STATED TASK: Read the entries below and pull out each line with the string "count".

Collected data entries:

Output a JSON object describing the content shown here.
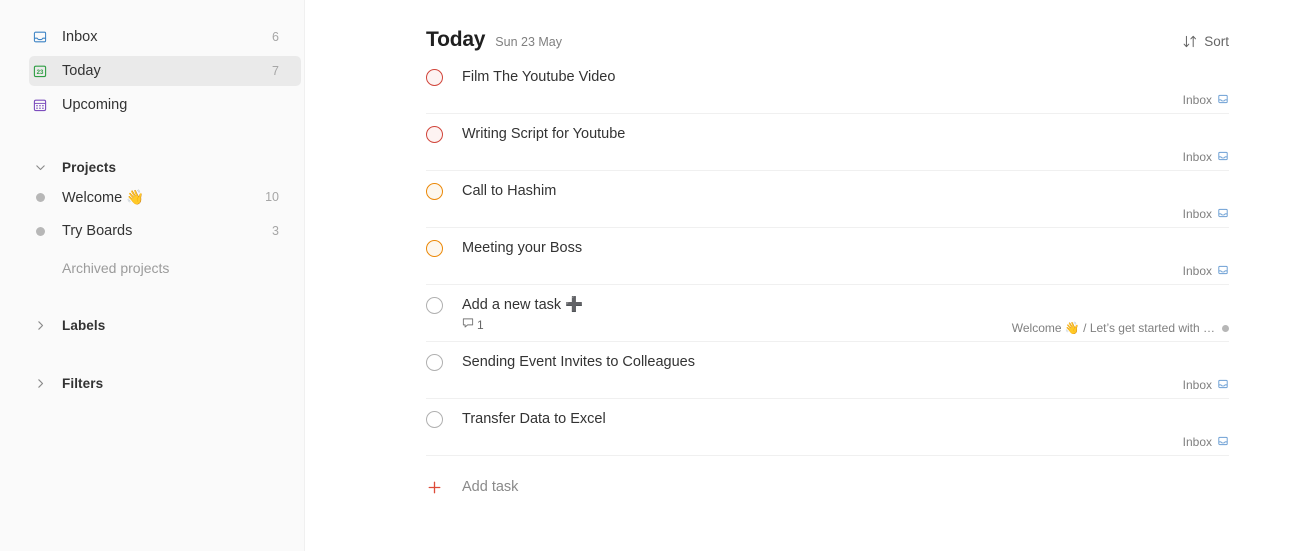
{
  "sidebar": {
    "nav": [
      {
        "label": "Inbox",
        "count": "6",
        "icon": "inbox-icon",
        "active": false
      },
      {
        "label": "Today",
        "count": "7",
        "icon": "calendar-23-icon",
        "active": true
      },
      {
        "label": "Upcoming",
        "count": "",
        "icon": "upcoming-calendar-icon",
        "active": false
      }
    ],
    "projects_section": {
      "title": "Projects",
      "expanded": true
    },
    "projects": [
      {
        "label": "Welcome 👋",
        "count": "10"
      },
      {
        "label": "Try Boards",
        "count": "3"
      }
    ],
    "archived_label": "Archived projects",
    "labels_section": {
      "title": "Labels",
      "expanded": false
    },
    "filters_section": {
      "title": "Filters",
      "expanded": false
    }
  },
  "header": {
    "title": "Today",
    "date": "Sun 23 May",
    "sort_label": "Sort"
  },
  "tasks": [
    {
      "name": "Film The Youtube Video",
      "priority": "p1",
      "tag": "Inbox",
      "tag_type": "inbox",
      "comments": ""
    },
    {
      "name": "Writing Script for Youtube",
      "priority": "p1",
      "tag": "Inbox",
      "tag_type": "inbox",
      "comments": ""
    },
    {
      "name": "Call to Hashim",
      "priority": "p2",
      "tag": "Inbox",
      "tag_type": "inbox",
      "comments": ""
    },
    {
      "name": "Meeting your Boss",
      "priority": "p2",
      "tag": "Inbox",
      "tag_type": "inbox",
      "comments": ""
    },
    {
      "name": "Add a new task ➕",
      "priority": "none",
      "tag": "Welcome 👋 / Let’s get started with …",
      "tag_type": "project",
      "comments": "1"
    },
    {
      "name": "Sending Event Invites to Colleagues",
      "priority": "none",
      "tag": "Inbox",
      "tag_type": "inbox",
      "comments": ""
    },
    {
      "name": "Transfer Data to Excel",
      "priority": "none",
      "tag": "Inbox",
      "tag_type": "inbox",
      "comments": ""
    }
  ],
  "footer": {
    "add_task_label": "Add task"
  },
  "colors": {
    "priority_1": "#d1453b",
    "priority_2": "#eb8909",
    "accent_red": "#dd4b39",
    "sidebar_bg": "#fafafa",
    "active_bg": "#eaeaea"
  }
}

FINISHED EXERCISE:
        "count": "6",
        "count": "7",
        "count": "",
        "count": "10"
        "count": "3"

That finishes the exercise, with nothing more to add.